--- START OF INPUT ROWS ---

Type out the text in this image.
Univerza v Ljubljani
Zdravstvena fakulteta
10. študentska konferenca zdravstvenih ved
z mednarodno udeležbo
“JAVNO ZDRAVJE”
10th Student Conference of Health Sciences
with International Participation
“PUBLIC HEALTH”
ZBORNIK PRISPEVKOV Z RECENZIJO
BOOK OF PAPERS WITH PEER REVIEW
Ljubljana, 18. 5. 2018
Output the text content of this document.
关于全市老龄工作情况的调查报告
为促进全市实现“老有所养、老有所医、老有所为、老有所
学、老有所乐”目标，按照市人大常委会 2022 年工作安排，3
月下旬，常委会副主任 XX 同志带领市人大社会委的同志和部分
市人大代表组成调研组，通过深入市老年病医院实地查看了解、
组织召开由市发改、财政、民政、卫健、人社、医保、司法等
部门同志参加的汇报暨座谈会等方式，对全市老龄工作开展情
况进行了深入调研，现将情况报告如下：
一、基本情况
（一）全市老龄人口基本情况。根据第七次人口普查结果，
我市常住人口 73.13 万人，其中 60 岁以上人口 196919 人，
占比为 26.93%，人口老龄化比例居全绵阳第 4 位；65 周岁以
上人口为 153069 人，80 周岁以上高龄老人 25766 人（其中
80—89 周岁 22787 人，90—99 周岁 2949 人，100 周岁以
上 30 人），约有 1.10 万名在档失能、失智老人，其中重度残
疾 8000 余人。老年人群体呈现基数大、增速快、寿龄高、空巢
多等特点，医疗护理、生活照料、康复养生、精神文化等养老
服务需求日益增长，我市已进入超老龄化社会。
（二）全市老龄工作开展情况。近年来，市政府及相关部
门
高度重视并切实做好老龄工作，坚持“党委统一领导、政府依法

--- END OF INPUT ROWS ---

▶ _WHAT TO PRODUCE_
Transcribe every entry word for word.

▶ _THE COMPLETED TASK_
Type out the text in this image.
Univerza v Ljubljani
Zdravstvena fakulteta
10. študentska konferenca zdravstvenih ved
z mednarodno udeležbo
“JAVNO ZDRAVJE”
10th Student Conference of Health Sciences
with International Participation
“PUBLIC HEALTH”
ZBORNIK PRISPEVKOV Z RECENZIJO
BOOK OF PAPERS WITH PEER REVIEW
Ljubljana, 18. 5. 2018
Output the text content of this document.
关于全市老龄工作情况的调查报告
为促进全市实现“老有所养、老有所医、老有所为、老有所
学、老有所乐”目标，按照市人大常委会 2022 年工作安排，3
月下旬，常委会副主任 XX 同志带领市人大社会委的同志和部分
市人大代表组成调研组，通过深入市老年病医院实地查看了解、
组织召开由市发改、财政、民政、卫健、人社、医保、司法等
部门同志参加的汇报暨座谈会等方式，对全市老龄工作开展情
况进行了深入调研，现将情况报告如下：
一、基本情况
（一）全市老龄人口基本情况。根据第七次人口普查结果，
我市常住人口 73.13 万人，其中 60 岁以上人口 196919 人，
占比为 26.93%，人口老龄化比例居全绵阳第 4 位；65 周岁以
上人口为 153069 人，80 周岁以上高龄老人 25766 人（其中
80—89 周岁 22787 人，90—99 周岁 2949 人，100 周岁以
上 30 人），约有 1.10 万名在档失能、失智老人，其中重度残
疾 8000 余人。老年人群体呈现基数大、增速快、寿龄高、空巢
多等特点，医疗护理、生活照料、康复养生、精神文化等养老
服务需求日益增长，我市已进入超老龄化社会。
（二）全市老龄工作开展情况。近年来，市政府及相关部
门
高度重视并切实做好老龄工作，坚持“党委统一领导、政府依法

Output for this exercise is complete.